── Dataset ──

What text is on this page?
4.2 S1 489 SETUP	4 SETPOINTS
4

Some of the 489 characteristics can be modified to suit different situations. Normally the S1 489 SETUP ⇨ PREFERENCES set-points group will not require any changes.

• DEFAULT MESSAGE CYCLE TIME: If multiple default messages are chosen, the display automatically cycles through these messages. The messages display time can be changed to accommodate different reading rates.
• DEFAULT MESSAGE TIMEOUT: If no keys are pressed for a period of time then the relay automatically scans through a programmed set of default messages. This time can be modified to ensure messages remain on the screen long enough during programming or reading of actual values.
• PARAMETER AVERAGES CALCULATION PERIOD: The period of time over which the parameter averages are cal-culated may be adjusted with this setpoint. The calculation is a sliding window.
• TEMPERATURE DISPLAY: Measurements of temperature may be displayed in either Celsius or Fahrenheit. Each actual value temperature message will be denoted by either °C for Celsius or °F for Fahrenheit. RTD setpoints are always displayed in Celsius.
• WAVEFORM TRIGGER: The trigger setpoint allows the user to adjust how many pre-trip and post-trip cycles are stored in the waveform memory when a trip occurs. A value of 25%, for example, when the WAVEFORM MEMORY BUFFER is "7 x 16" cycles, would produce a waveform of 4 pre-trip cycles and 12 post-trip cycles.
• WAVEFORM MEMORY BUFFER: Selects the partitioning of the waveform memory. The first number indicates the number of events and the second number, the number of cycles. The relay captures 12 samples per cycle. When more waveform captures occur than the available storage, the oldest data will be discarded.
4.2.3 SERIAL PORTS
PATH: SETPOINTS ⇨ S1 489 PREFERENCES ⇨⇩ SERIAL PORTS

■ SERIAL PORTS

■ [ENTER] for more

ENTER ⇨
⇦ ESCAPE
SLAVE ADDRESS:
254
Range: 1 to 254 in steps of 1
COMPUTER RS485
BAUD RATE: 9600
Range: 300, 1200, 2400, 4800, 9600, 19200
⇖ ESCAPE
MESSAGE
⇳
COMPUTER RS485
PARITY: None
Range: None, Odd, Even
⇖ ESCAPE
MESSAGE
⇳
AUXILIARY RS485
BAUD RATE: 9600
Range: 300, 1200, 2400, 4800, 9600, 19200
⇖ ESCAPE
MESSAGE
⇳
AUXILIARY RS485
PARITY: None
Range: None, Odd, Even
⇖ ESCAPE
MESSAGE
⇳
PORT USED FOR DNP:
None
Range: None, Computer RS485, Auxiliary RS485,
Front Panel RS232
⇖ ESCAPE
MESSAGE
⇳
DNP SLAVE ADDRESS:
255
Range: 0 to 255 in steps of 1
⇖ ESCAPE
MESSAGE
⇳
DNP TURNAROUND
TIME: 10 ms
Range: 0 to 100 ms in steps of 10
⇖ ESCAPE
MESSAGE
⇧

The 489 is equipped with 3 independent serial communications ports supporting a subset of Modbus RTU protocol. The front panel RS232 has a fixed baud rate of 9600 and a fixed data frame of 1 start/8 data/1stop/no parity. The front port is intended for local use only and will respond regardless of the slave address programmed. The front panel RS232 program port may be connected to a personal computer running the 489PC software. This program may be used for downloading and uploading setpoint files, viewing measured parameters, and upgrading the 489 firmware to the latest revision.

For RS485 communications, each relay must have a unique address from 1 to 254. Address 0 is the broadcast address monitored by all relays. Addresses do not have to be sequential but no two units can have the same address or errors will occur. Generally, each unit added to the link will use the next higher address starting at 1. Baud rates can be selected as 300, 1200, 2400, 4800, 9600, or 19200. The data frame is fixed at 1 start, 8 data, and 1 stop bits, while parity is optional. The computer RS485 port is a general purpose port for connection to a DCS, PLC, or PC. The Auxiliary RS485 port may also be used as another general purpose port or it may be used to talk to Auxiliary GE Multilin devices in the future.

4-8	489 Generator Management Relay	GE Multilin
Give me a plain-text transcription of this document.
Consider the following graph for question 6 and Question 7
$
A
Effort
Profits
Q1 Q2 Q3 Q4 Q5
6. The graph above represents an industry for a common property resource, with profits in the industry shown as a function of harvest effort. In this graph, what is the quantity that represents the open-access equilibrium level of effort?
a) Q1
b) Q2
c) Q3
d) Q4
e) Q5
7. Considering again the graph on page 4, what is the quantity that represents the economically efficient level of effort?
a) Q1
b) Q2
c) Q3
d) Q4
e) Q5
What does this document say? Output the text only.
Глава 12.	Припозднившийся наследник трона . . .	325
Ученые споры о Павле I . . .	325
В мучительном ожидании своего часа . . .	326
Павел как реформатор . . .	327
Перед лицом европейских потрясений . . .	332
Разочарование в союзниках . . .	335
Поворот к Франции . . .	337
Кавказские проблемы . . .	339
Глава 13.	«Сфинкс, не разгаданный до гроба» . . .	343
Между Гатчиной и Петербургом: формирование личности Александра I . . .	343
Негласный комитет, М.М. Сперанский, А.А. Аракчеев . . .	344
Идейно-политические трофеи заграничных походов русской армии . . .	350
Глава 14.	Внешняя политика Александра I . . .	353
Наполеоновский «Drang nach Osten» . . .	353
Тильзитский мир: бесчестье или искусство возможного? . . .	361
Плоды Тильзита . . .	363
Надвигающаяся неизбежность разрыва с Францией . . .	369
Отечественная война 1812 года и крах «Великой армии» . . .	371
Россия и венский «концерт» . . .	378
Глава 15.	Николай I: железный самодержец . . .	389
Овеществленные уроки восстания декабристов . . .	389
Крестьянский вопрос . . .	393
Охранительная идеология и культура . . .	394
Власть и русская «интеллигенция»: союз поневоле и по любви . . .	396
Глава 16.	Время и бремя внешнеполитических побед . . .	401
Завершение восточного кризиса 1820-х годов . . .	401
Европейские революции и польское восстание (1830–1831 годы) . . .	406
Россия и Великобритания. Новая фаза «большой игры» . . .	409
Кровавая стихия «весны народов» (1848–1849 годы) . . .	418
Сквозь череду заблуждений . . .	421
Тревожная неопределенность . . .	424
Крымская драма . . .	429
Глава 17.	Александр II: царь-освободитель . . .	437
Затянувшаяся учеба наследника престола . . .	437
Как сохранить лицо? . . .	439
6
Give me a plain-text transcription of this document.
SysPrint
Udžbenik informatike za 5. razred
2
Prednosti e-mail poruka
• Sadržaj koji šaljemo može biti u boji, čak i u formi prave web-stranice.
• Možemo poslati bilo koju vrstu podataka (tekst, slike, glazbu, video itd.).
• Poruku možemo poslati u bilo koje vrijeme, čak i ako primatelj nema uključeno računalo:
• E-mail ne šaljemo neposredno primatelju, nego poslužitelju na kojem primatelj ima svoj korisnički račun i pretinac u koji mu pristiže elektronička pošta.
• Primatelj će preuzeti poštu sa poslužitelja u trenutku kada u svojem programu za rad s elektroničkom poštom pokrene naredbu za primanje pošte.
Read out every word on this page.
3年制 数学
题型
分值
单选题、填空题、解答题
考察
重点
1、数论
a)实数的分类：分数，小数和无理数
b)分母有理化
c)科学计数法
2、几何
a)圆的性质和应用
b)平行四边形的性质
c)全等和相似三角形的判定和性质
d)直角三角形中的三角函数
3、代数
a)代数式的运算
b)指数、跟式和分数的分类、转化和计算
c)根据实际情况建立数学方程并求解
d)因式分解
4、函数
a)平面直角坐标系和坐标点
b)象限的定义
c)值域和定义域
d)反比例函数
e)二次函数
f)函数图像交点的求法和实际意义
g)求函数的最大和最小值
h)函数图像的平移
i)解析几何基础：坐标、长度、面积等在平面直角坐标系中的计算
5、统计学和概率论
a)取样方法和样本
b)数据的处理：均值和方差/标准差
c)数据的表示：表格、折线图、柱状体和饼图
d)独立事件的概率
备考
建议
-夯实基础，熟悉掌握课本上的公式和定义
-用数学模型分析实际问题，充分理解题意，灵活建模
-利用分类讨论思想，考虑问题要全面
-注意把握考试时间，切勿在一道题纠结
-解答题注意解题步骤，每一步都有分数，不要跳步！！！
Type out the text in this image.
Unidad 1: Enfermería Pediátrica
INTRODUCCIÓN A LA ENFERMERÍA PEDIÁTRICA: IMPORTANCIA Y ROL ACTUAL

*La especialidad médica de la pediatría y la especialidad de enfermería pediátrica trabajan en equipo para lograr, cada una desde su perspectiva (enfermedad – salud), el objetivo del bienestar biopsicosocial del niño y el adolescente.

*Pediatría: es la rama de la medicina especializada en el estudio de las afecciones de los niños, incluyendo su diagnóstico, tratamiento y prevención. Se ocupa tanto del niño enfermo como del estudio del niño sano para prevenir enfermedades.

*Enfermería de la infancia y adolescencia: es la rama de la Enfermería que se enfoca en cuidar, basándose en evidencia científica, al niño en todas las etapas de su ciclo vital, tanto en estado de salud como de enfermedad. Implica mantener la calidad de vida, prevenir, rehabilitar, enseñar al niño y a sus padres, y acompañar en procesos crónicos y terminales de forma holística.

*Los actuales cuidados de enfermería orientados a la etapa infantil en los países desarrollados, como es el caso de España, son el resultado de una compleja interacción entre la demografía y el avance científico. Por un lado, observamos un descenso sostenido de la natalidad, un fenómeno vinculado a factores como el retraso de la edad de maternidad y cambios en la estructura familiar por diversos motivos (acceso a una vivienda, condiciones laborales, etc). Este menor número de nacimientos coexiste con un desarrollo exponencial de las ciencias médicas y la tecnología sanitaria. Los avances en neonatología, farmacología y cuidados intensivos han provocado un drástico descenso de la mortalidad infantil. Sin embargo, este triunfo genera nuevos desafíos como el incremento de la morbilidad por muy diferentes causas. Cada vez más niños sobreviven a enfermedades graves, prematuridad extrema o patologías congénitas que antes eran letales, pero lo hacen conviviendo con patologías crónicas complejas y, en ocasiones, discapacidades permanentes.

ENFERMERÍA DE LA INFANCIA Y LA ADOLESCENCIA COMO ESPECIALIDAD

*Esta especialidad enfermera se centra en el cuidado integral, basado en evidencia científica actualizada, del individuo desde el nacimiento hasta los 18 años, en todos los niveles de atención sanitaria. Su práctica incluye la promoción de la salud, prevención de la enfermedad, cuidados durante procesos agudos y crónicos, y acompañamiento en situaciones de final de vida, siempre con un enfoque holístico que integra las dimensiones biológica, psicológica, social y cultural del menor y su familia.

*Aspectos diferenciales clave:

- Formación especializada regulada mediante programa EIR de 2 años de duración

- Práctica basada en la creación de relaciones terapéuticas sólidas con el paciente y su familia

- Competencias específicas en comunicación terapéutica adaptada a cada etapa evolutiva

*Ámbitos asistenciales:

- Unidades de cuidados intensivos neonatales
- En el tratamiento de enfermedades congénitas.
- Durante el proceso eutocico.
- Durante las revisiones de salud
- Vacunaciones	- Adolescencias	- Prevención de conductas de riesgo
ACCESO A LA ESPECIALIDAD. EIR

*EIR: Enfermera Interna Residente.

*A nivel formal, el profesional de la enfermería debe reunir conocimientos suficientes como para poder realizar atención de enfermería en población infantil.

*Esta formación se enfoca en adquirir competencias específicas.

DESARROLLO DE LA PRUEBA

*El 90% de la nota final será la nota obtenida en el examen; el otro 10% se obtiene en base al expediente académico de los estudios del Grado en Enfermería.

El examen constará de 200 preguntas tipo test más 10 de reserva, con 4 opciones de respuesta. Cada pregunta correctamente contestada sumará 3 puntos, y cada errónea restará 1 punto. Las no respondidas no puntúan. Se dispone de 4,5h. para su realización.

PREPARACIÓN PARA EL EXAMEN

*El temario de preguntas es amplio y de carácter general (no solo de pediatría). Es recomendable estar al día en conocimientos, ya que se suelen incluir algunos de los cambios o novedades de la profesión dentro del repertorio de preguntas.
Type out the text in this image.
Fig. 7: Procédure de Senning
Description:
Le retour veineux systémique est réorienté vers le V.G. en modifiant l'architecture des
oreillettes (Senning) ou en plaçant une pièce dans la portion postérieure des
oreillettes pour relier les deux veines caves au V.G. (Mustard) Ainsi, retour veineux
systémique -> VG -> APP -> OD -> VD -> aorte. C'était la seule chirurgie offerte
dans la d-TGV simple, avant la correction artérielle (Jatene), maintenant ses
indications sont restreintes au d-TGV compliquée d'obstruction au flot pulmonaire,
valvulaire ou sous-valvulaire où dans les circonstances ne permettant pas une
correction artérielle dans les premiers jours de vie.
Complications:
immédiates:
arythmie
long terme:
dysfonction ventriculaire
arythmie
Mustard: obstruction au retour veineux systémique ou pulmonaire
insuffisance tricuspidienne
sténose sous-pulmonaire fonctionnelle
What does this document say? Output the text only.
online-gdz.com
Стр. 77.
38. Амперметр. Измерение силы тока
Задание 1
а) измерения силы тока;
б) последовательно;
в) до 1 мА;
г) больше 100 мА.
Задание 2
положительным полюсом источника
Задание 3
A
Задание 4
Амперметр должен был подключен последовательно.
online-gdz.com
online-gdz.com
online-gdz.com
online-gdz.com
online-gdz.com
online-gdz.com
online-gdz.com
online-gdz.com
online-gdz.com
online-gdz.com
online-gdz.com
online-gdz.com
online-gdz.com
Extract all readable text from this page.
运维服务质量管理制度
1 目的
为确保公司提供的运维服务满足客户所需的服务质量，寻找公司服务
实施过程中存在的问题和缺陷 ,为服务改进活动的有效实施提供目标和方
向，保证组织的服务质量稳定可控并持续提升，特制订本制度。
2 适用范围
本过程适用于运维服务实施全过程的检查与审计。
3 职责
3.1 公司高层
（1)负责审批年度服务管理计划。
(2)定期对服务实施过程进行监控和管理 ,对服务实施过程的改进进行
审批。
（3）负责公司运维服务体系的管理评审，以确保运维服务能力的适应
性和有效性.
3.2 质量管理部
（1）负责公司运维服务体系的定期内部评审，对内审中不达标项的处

───

◆ Set problem: Take every line containing the word "Амперметр" and copy it.

◆ Result for this exercise:
38. Амперметр. Измерение силы тока
Амперметр должен был подключен последовательно.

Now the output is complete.